──────── DOCUMENT SEGMENT ────────

I hope to show that today’s defendant functions like a cartel. Ladies and gentlemen of the jury, I hope that at the end of our proceedings, you will agree with my premise that if these activities were conducted anywhere else in our economic system, they would be considered illegal and predatory.
I also hope show that the scope of this enterprise is enormous, and so, too, is the scale of the achievement. You will see that Wall Street spends many orders of magnitude more than consumer advocates on Congressional campaigns and lobbyists. It exerts so much influence on regulators that we can plausibly talk about regulatory capture by the industry – or, as you will see in the case of FINRA, direct control of its board of governors. At the same time, the industry exerts a remarkable degree of influence on the U.S. presidency itself.
Our proceedings today will provide you with a big picture review of an industry’s largely successful effort to maintain the ability to benefit itself at the expense of competitors, consumers and the American economy.
I call it The Case against Wall Street.
In the lobbying debate, it is sometimes forgotten that there are three sides to the Wall Street industry – and Wall Street lobbyists use this to their great advantage. They ask with a hint of incredulity in their voices how the dreaded fiduciary standard can be applied to brokerage firms because this would then extend to their IPO sales activities. They would be forced to benefit their retail investment customers rather than the companies for which they’re raising capital. On the second side, they would no longer be able to sell creative pooled investments and derivatives under the “buyer beware” standards that apply to retail manufactured products.

────────

TASK INSTRUCTIONS
1. Copy the passage from the statement against Wall Street that runs between "I call it The" and "retail manufactured products.", inclusive.
2. Answer these questions using the statement against Wall Street:
(a) What name does the speaker give the case?
(b) Which organization's board of governors is described as under the industry's direct control?
(c) How many sides does the Wall Street industry have, according to the lobbying paragraph?
3. Carry the statement against Wall Street forward from its final sentence.

──────── EXTRACTED MATERIAL ────────

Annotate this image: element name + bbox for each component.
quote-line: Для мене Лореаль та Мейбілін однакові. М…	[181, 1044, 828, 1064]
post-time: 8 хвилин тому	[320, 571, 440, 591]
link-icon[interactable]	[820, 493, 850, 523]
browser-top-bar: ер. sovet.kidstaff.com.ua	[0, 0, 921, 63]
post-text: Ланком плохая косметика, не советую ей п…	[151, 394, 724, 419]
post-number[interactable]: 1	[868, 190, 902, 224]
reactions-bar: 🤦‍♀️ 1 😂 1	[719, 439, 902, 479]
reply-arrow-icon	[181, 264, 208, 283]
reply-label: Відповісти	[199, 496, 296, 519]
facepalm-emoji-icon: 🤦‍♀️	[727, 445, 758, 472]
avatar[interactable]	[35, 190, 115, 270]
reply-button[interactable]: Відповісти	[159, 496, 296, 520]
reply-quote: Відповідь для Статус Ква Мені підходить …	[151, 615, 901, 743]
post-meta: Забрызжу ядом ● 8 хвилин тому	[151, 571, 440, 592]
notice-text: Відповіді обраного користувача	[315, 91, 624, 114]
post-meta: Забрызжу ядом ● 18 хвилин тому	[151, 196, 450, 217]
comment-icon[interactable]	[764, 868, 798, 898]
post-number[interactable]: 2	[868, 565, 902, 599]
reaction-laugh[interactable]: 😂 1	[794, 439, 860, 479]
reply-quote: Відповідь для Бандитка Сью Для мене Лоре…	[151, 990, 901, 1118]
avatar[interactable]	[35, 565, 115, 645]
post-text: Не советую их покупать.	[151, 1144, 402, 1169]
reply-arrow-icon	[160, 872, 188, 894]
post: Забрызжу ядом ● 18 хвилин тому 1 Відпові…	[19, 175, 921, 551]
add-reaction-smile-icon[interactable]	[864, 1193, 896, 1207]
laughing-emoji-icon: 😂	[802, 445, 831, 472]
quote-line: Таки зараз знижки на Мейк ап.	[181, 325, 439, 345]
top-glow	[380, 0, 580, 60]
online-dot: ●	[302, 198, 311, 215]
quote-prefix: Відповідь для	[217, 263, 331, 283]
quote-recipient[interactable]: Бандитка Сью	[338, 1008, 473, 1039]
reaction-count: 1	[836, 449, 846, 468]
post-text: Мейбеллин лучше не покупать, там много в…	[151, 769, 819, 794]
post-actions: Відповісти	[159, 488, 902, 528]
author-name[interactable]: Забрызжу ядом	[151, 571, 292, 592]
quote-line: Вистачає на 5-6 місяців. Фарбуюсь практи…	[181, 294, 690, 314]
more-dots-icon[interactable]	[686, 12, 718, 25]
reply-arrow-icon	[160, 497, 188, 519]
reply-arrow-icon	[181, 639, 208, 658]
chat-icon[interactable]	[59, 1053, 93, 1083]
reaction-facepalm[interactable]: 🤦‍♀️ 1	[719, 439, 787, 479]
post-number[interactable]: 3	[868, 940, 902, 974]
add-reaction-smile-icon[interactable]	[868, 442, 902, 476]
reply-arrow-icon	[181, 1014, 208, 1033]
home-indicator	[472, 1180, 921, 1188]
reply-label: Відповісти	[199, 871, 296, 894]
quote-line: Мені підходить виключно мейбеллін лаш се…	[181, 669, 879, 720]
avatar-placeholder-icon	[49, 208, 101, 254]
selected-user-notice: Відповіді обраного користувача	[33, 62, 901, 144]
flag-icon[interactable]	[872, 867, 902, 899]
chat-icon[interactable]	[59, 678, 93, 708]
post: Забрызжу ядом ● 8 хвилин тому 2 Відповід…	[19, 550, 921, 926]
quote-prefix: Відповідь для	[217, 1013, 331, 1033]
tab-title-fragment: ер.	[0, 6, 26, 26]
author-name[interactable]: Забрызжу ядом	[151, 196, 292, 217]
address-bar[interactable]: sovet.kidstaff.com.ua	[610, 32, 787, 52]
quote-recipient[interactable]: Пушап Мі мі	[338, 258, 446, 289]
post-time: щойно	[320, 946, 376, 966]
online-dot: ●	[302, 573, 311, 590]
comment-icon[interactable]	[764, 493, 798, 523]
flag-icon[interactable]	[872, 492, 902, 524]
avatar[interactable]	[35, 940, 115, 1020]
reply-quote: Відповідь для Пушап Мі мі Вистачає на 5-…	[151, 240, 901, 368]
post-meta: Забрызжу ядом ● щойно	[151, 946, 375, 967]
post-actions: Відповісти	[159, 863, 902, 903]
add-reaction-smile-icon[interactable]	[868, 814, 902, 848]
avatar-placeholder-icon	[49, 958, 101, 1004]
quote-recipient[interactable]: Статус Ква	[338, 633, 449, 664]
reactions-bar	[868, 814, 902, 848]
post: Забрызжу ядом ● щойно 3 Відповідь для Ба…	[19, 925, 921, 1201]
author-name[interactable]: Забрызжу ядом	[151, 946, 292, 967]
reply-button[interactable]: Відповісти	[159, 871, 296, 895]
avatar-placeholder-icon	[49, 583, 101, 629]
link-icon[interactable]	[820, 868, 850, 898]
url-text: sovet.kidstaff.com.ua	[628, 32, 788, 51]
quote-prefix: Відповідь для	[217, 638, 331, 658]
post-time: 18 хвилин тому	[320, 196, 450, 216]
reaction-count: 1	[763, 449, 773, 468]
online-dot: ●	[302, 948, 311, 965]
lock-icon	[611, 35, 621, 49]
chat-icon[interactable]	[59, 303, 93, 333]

────────

ANSWERS BELOW
1.
I call it The Case against Wall Street.
In the lobbying debate, it is sometimes forgotten that there are three sides to the Wall Street industry – and Wall Street lobbyists use this to their great advantage. They ask with a hint of incredulity in their voices how the dreaded fiduciary standard can be applied to brokerage firms because this would then extend to their IPO sales activities. They would be forced to benefit their retail investment customers rather than the companies for which they’re raising capital. On the second side, they would no longer be able to sell creative pooled investments and derivatives under the “buyer beware” standards that apply to retail manufactured products.

2.
(a) The Case against Wall Street
(b) FINRA
(c) Three

3.
And on the third side, when Wall Street firms are trading for their own accounts, they ask whether their professional traders and flash boys should be required to make trades that benefit the counterparties in their transactions. Preposterous! After all, we don’t require day traders or lay investors to adhere to a fiduciary standard when they buy and sell securities
Ladies and gentlemen of the jury, let’s first of all be clear. No lobbyist for the emergent advisory profession has ever proposed that fiduciary standards, or even standards of plain decency, be applied to any part of Wall Street other than its retail-facing brokers. Trying to apply consumer protections to the other Wall Street activities is purely a straw man for brokerage lobbyists to trot out at their convenience.
But as I build my case, let’s take a moment to delve into the alleged value that Wall Street provides the economy with these activities, and see whether there’s a strong case to be made that they ought, after all, to be prohibited or at least controlled more closely than they are today.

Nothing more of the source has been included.